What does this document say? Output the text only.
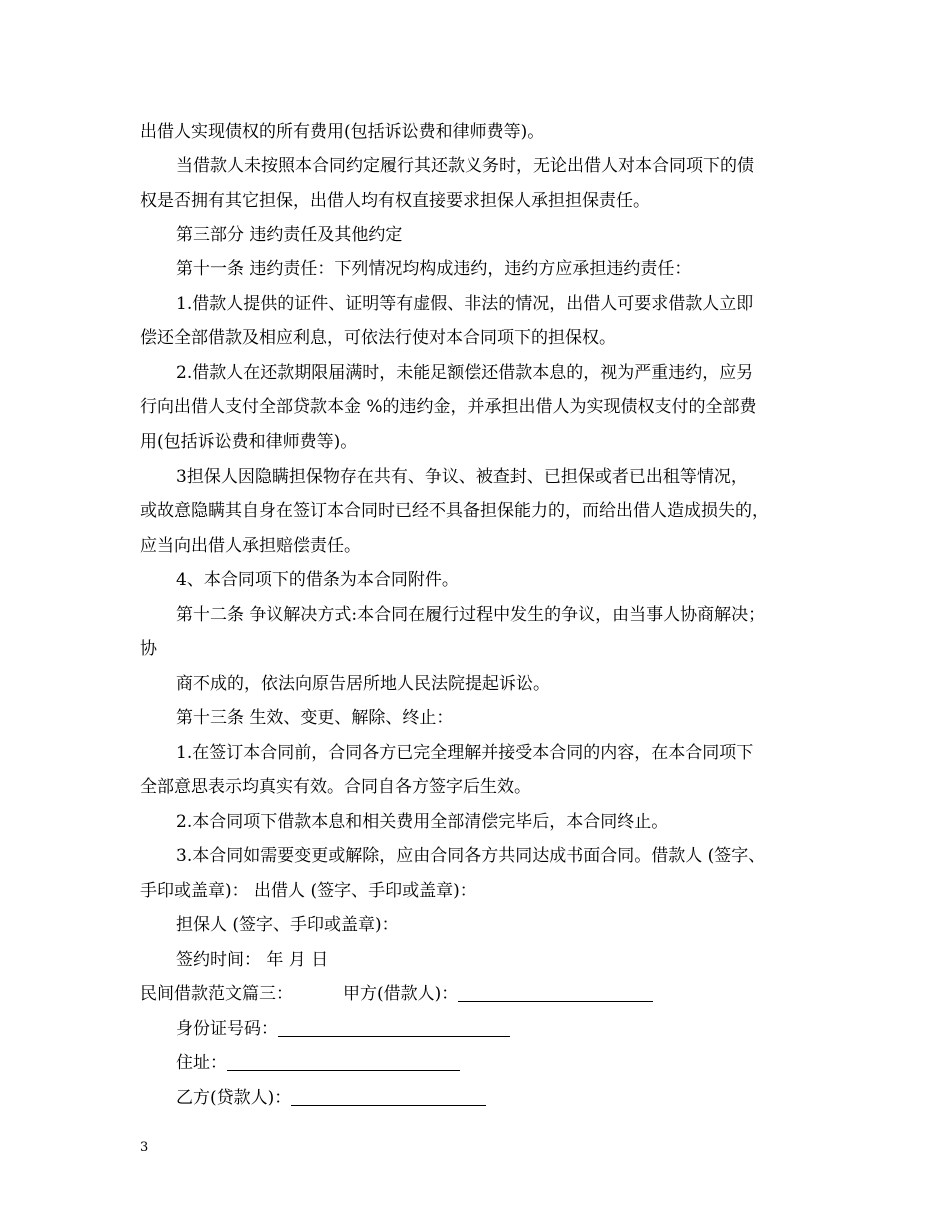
出借人实现债权的所有费用(包括诉讼费和律师费等)。
当借款人未按照本合同约定履行其还款义务时，无论出借人对本合同项下的债
权是否拥有其它担保，出借人均有权直接要求担保人承担担保责任。
第三部分 违约责任及其他约定
第十一条 违约责任：下列情况均构成违约，违约方应承担违约责任：
1.借款人提供的证件、证明等有虚假、非法的情况，出借人可要求借款人立即
偿还全部借款及相应利息，可依法行使对本合同项下的担保权。
2.借款人在还款期限届满时，未能足额偿还借款本息的，视为严重违约，应另
行向出借人支付全部贷款本金 %的违约金，并承担出借人为实现债权支付的全部费
用(包括诉讼费和律师费等)。
3担保人因隐瞒担保物存在共有、争议、被查封、已担保或者已出租等情况，
或故意隐瞒其自身在签订本合同时已经不具备担保能力的，而给出借人造成损失的，
应当向出借人承担赔偿责任。
4、本合同项下的借条为本合同附件。
第十二条 争议解决方式:本合同在履行过程中发生的争议，由当事人协商解决；
协
商不成的，依法向原告居所地人民法院提起诉讼。
第十三条 生效、变更、解除、终止：
1.在签订本合同前，合同各方已完全理解并接受本合同的内容，在本合同项下
全部意思表示均真实有效。合同自各方签字后生效。
2.本合同项下借款本息和相关费用全部清偿完毕后，本合同终止。
3.本合同如需要变更或解除，应由合同各方共同达成书面合同。借款人 (签字、
手印或盖章)： 出借人 (签字、手印或盖章)：
担保人 (签字、手印或盖章)：
签约时间： 年 月 日
民间借款范文篇三：	甲方(借款人)：
身份证号码：
住址：
乙方(贷款人)：
3
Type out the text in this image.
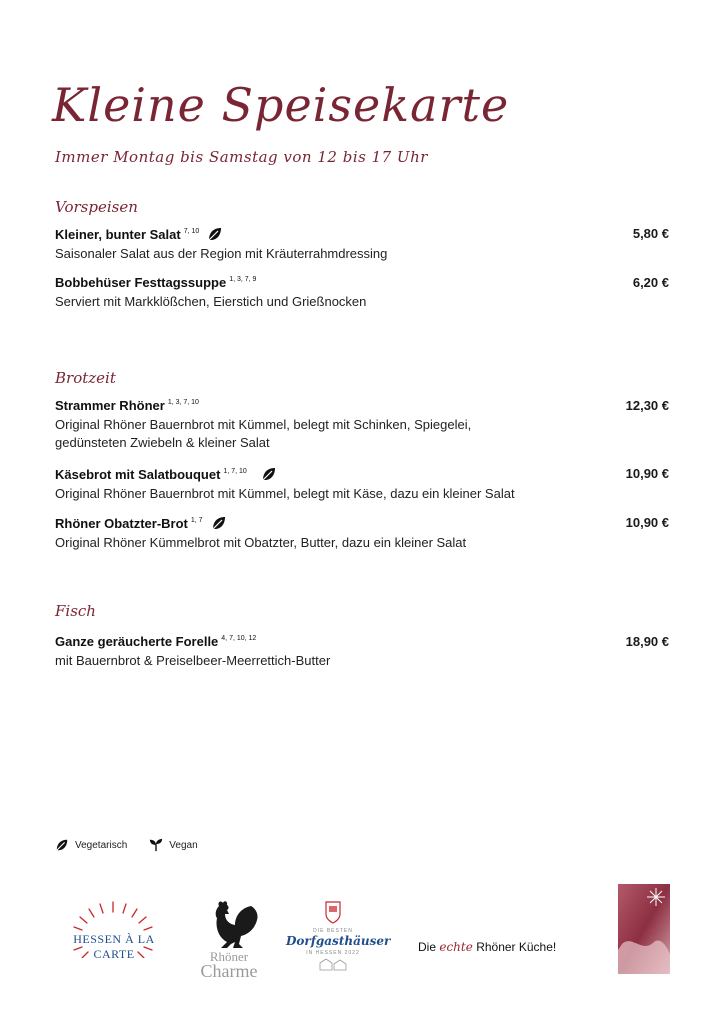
Kleine Speisekarte
Immer Montag bis Samstag von 12 bis 17 Uhr
Vorspeisen
Kleiner, bunter Salat 7, 10	5,80 €
Saisonaler Salat aus der Region mit Kräuterrahmdressing
Bobbehüser Festtagssuppe 1, 3, 7, 9	6,20 €
Serviert mit Markklößchen, Eierstich und Grießnocken
Brotzeit
Strammer Rhöner 1, 3, 7, 10	12,30 €
Original Rhöner Bauernbrot mit Kümmel, belegt mit Schinken, Spiegelei, gedünsteten Zwiebeln & kleiner Salat
Käsebrot mit Salatbouquet 1, 7, 10	10,90 €
Original Rhöner Bauernbrot mit Kümmel, belegt mit Käse, dazu ein kleiner Salat
Rhöner Obatzter-Brot 1, 7	10,90 €
Original Rhöner Kümmelbrot mit Obatzter, Butter, dazu ein kleiner Salat
Fisch
Ganze geräucherte Forelle 4, 7, 10, 12	18,90 €
mit Bauernbrot & Preiselbeer-Meerrettich-Butter
Vegetarisch	Vegan
HESSEN À LA CARTE	Rhöner
Charme
DIE BESTEN
Dorfgasthäuser
IN HESSEN 2022	Die echte Rhöner Küche!
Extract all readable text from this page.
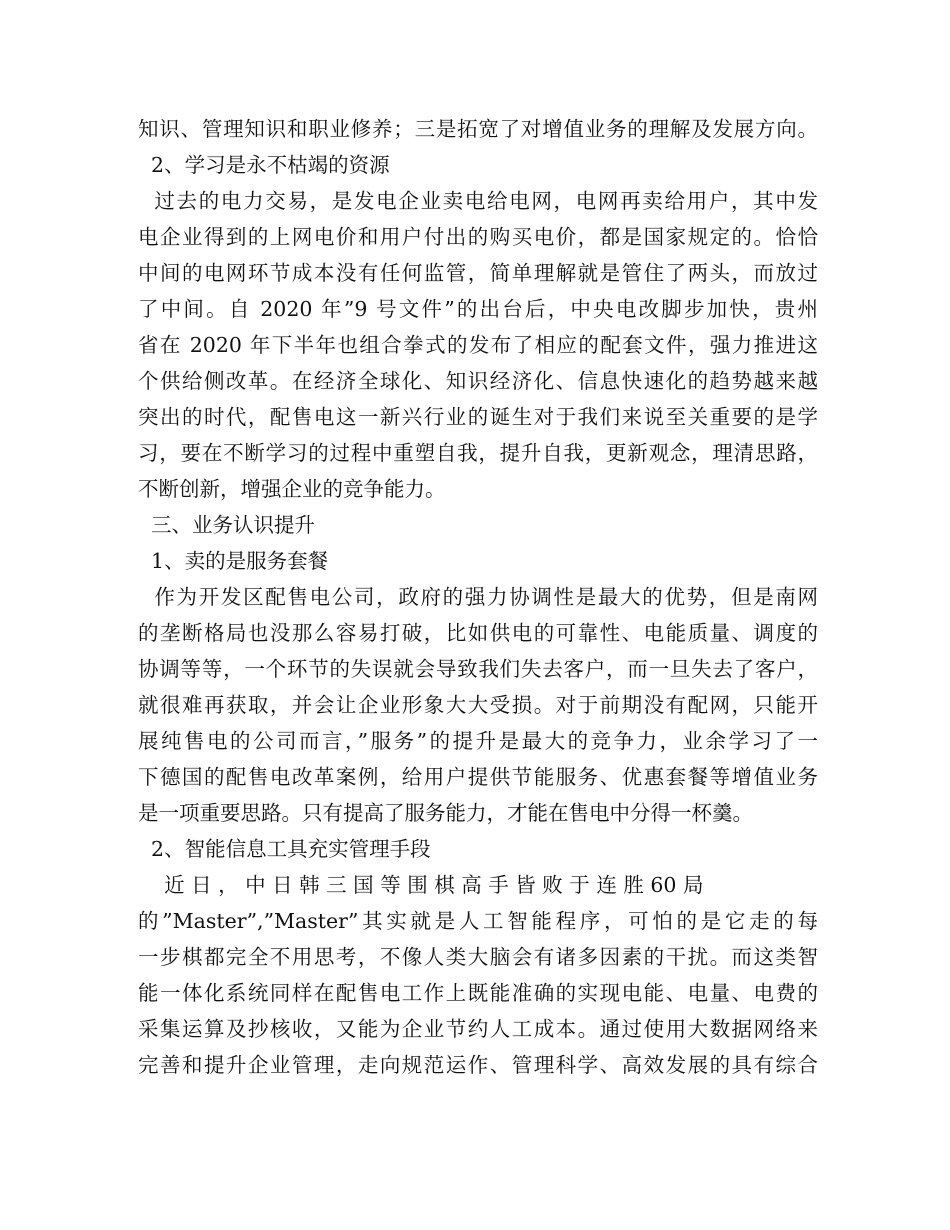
知识、管理知识和职业修养；三是拓宽了对增值业务的理解及发展方向。
2、学习是永不枯竭的资源
过去的电力交易，是发电企业卖电给电网，电网再卖给用户，其中发
电企业得到的上网电价和用户付出的购买电价，都是国家规定的。恰恰
中间的电网环节成本没有任何监管，简单理解就是管住了两头，而放过
了中间。自 2020 年”9 号文件”的出台后，中央电改脚步加快，贵州
省在 2020 年下半年也组合拳式的发布了相应的配套文件，强力推进这
个供给侧改革。在经济全球化、知识经济化、信息快速化的趋势越来越
突出的时代，配售电这一新兴行业的诞生对于我们来说至关重要的是学
习，要在不断学习的过程中重塑自我，提升自我，更新观念，理清思路，
不断创新，增强企业的竞争能力。
三、业务认识提升
1、卖的是服务套餐
作为开发区配售电公司，政府的强力协调性是最大的优势，但是南网
的垄断格局也没那么容易打破，比如供电的可靠性、电能质量、调度的
协调等等，一个环节的失误就会导致我们失去客户，而一旦失去了客户，
就很难再获取，并会让企业形象大大受损。对于前期没有配网，只能开
展纯售电的公司而言，”服务”的提升是最大的竞争力，业余学习了一
下德国的配售电改革案例，给用户提供节能服务、优惠套餐等增值业务
是一项重要思路。只有提高了服务能力，才能在售电中分得一杯羹。
2、智能信息工具充实管理手段
近 日 ， 中 日 韩 三 国 等 围 棋 高 手 皆 败 于 连 胜 60 局
的”Master”,”Master”其实就是人工智能程序，可怕的是它走的每
一步棋都完全不用思考，不像人类大脑会有诸多因素的干扰。而这类智
能一体化系统同样在配售电工作上既能准确的实现电能、电量、电费的
采集运算及抄核收，又能为企业节约人工成本。通过使用大数据网络来
完善和提升企业管理，走向规范运作、管理科学、高效发展的具有综合
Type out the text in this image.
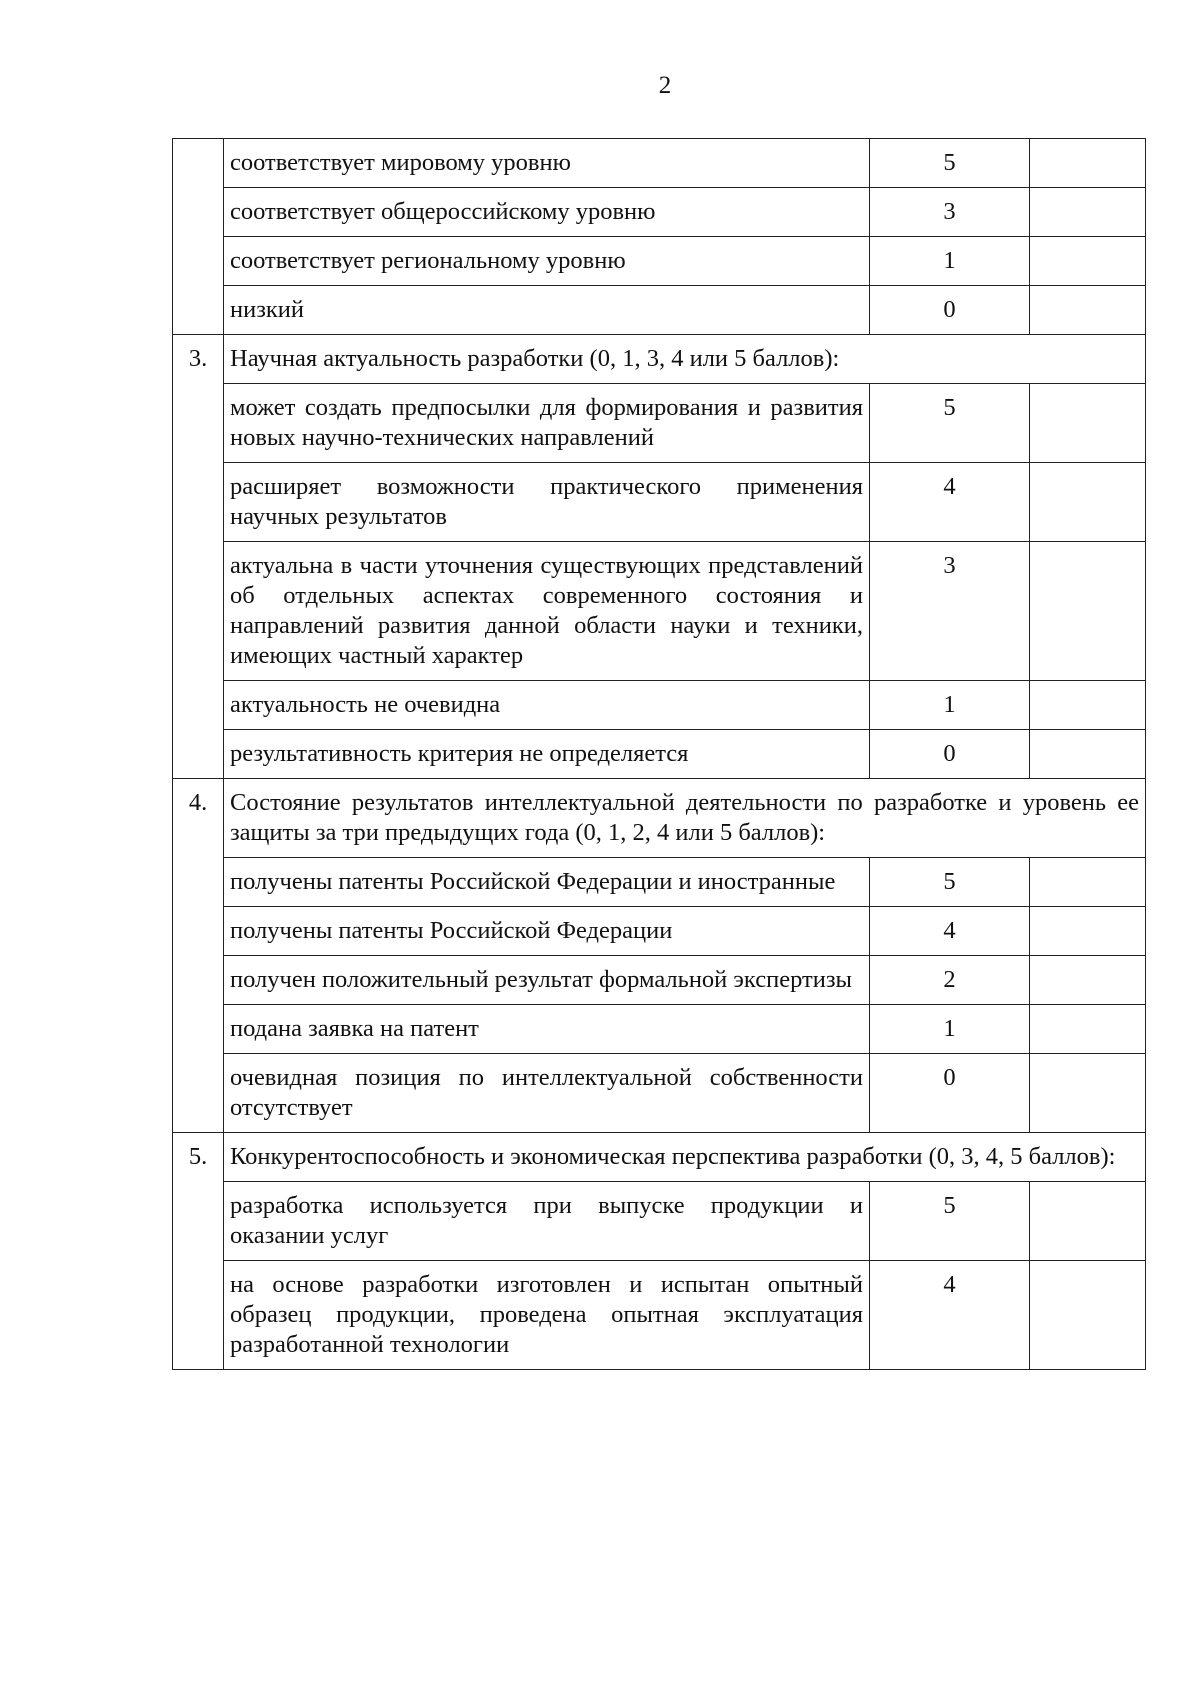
2
	соответствует мировому уровню	5	
	соответствует общероссийскому уровню	3	
	соответствует региональному уровню	1	
	низкий	0	
3.	Научная актуальность разработки (0, 1, 3, 4 или 5 баллов):		
	может создать предпосылки для формирования и развития новых научно-технических направлений	5	
	расширяет возможности практического применения научных результатов	4	
	актуальна в части уточнения существующих представлений об отдельных аспектах современного состояния и направлений развития данной области науки и техники, имеющих частный характер	3	
	актуальность не очевидна	1	
	результативность критерия не определяется	0	
4.	Состояние результатов интеллектуальной деятельности по разработке и уровень ее защиты за три предыдущих года (0, 1, 2, 4 или 5 баллов):		
	получены патенты Российской Федерации и иностранные	5	
	получены патенты Российской Федерации	4	
	получен положительный результат формальной экспертизы	2	
	подана заявка на патент	1	
	очевидная позиция по интеллектуальной собственности отсутствует	0	
5.	Конкурентоспособность и экономическая перспектива разработки (0, 3, 4, 5 баллов):		
	разработка используется при выпуске продукции и оказании услуг	5	
	на основе разработки изготовлен и испытан опытный образец продукции, проведена опытная эксплуатация разработанной технологии	4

■ ■ ■

=== INSTRUCTIONS TO FOLLOW ===
Transcribe every entry above exactly. Omit all pictures.

=== CORRECT OUTPUT ===
What does this document say? Output the text only.
出借人实现债权的所有费用(包括诉讼费和律师费等)。
当借款人未按照本合同约定履行其还款义务时，无论出借人对本合同项下的债
权是否拥有其它担保，出借人均有权直接要求担保人承担担保责任。
第三部分 违约责任及其他约定
第十一条 违约责任：下列情况均构成违约，违约方应承担违约责任：
1.借款人提供的证件、证明等有虚假、非法的情况，出借人可要求借款人立即
偿还全部借款及相应利息，可依法行使对本合同项下的担保权。
2.借款人在还款期限届满时，未能足额偿还借款本息的，视为严重违约，应另
行向出借人支付全部贷款本金 %的违约金，并承担出借人为实现债权支付的全部费
用(包括诉讼费和律师费等)。
3担保人因隐瞒担保物存在共有、争议、被查封、已担保或者已出租等情况，
或故意隐瞒其自身在签订本合同时已经不具备担保能力的，而给出借人造成损失的，
应当向出借人承担赔偿责任。
4、本合同项下的借条为本合同附件。
第十二条 争议解决方式:本合同在履行过程中发生的争议，由当事人协商解决；
协
商不成的，依法向原告居所地人民法院提起诉讼。
第十三条 生效、变更、解除、终止：
1.在签订本合同前，合同各方已完全理解并接受本合同的内容，在本合同项下
全部意思表示均真实有效。合同自各方签字后生效。
2.本合同项下借款本息和相关费用全部清偿完毕后，本合同终止。
3.本合同如需要变更或解除，应由合同各方共同达成书面合同。借款人 (签字、
手印或盖章)： 出借人 (签字、手印或盖章)：
担保人 (签字、手印或盖章)：
签约时间： 年 月 日
民间借款范文篇三：	甲方(借款人)：
身份证号码：
住址：
乙方(贷款人)：
3
Type out the text in this image.
Kleine Speisekarte
Immer Montag bis Samstag von 12 bis 17 Uhr
Vorspeisen
Kleiner, bunter Salat 7, 10	5,80 €
Saisonaler Salat aus der Region mit Kräuterrahmdressing
Bobbehüser Festtagssuppe 1, 3, 7, 9	6,20 €
Serviert mit Markklößchen, Eierstich und Grießnocken
Brotzeit
Strammer Rhöner 1, 3, 7, 10	12,30 €
Original Rhöner Bauernbrot mit Kümmel, belegt mit Schinken, Spiegelei, gedünsteten Zwiebeln & kleiner Salat
Käsebrot mit Salatbouquet 1, 7, 10	10,90 €
Original Rhöner Bauernbrot mit Kümmel, belegt mit Käse, dazu ein kleiner Salat
Rhöner Obatzter-Brot 1, 7	10,90 €
Original Rhöner Kümmelbrot mit Obatzter, Butter, dazu ein kleiner Salat
Fisch
Ganze geräucherte Forelle 4, 7, 10, 12	18,90 €
mit Bauernbrot & Preiselbeer-Meerrettich-Butter
Vegetarisch	Vegan
HESSEN À LA CARTE	Rhöner
Charme
DIE BESTEN
Dorfgasthäuser
IN HESSEN 2022	Die echte Rhöner Küche!
Extract all readable text from this page.
知识、管理知识和职业修养；三是拓宽了对增值业务的理解及发展方向。
2、学习是永不枯竭的资源
过去的电力交易，是发电企业卖电给电网，电网再卖给用户，其中发
电企业得到的上网电价和用户付出的购买电价，都是国家规定的。恰恰
中间的电网环节成本没有任何监管，简单理解就是管住了两头，而放过
了中间。自 2020 年”9 号文件”的出台后，中央电改脚步加快，贵州
省在 2020 年下半年也组合拳式的发布了相应的配套文件，强力推进这
个供给侧改革。在经济全球化、知识经济化、信息快速化的趋势越来越
突出的时代，配售电这一新兴行业的诞生对于我们来说至关重要的是学
习，要在不断学习的过程中重塑自我，提升自我，更新观念，理清思路，
不断创新，增强企业的竞争能力。
三、业务认识提升
1、卖的是服务套餐
作为开发区配售电公司，政府的强力协调性是最大的优势，但是南网
的垄断格局也没那么容易打破，比如供电的可靠性、电能质量、调度的
协调等等，一个环节的失误就会导致我们失去客户，而一旦失去了客户，
就很难再获取，并会让企业形象大大受损。对于前期没有配网，只能开
展纯售电的公司而言，”服务”的提升是最大的竞争力，业余学习了一
下德国的配售电改革案例，给用户提供节能服务、优惠套餐等增值业务
是一项重要思路。只有提高了服务能力，才能在售电中分得一杯羹。
2、智能信息工具充实管理手段
近 日 ， 中 日 韩 三 国 等 围 棋 高 手 皆 败 于 连 胜 60 局
的”Master”,”Master”其实就是人工智能程序，可怕的是它走的每
一步棋都完全不用思考，不像人类大脑会有诸多因素的干扰。而这类智
能一体化系统同样在配售电工作上既能准确的实现电能、电量、电费的
采集运算及抄核收，又能为企业节约人工成本。通过使用大数据网络来
完善和提升企业管理，走向规范运作、管理科学、高效发展的具有综合
Type out the text in this image.
2
	соответствует мировому уровню	5	
	соответствует общероссийскому уровню	3	
	соответствует региональному уровню	1	
	низкий	0	
3.	Научная актуальность разработки (0, 1, 3, 4 или 5 баллов):		
	может создать предпосылки для формирования и развития новых научно-технических направлений	5	
	расширяет возможности практического применения научных результатов	4	
	актуальна в части уточнения существующих представлений об отдельных аспектах современного состояния и направлений развития данной области науки и техники, имеющих частный характер	3	
	актуальность не очевидна	1	
	результативность критерия не определяется	0	
4.	Состояние результатов интеллектуальной деятельности по разработке и уровень ее защиты за три предыдущих года (0, 1, 2, 4 или 5 баллов):		
	получены патенты Российской Федерации и иностранные	5	
	получены патенты Российской Федерации	4	
	получен положительный результат формальной экспертизы	2	
	подана заявка на патент	1	
	очевидная позиция по интеллектуальной собственности отсутствует	0	
5.	Конкурентоспособность и экономическая перспектива разработки (0, 3, 4, 5 баллов):		
	разработка используется при выпуске продукции и оказании услуг	5	
	на основе разработки изготовлен и испытан опытный образец продукции, проведена опытная эксплуатация разработанной технологии	4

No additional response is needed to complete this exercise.